◆ **Task instructions**:
State only the count of lines in the listing below that hold "chevron".

───── Exercise inputs ─────

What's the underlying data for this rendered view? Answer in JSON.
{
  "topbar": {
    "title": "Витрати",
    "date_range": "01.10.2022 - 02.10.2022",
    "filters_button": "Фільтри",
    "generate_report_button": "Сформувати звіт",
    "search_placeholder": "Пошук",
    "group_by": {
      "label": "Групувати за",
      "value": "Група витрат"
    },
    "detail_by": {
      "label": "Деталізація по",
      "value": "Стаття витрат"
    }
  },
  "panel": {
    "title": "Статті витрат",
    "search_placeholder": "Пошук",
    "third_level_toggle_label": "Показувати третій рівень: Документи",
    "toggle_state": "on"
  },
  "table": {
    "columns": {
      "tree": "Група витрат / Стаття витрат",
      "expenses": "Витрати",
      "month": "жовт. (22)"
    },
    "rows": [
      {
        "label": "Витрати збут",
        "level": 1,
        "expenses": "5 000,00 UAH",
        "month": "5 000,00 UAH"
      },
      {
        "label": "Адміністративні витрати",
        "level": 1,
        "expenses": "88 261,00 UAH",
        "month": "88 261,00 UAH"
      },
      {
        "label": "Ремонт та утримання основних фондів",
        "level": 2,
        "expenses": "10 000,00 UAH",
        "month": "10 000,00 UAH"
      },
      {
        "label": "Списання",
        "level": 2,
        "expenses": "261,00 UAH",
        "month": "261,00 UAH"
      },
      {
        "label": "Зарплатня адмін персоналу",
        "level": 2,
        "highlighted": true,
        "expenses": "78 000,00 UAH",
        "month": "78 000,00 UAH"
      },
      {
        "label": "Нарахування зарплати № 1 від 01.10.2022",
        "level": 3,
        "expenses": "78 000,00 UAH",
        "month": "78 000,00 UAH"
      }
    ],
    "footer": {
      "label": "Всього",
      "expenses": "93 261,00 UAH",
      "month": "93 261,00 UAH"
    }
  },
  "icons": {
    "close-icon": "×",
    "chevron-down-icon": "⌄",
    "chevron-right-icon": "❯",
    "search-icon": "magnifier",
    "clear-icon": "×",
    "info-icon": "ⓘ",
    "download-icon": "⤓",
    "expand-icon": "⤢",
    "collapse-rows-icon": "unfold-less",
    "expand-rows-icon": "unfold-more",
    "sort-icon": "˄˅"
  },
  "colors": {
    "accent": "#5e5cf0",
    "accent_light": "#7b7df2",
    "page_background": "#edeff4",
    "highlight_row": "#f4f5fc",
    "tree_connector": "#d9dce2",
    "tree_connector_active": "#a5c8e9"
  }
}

─────

◆ **Exercise answer**:
2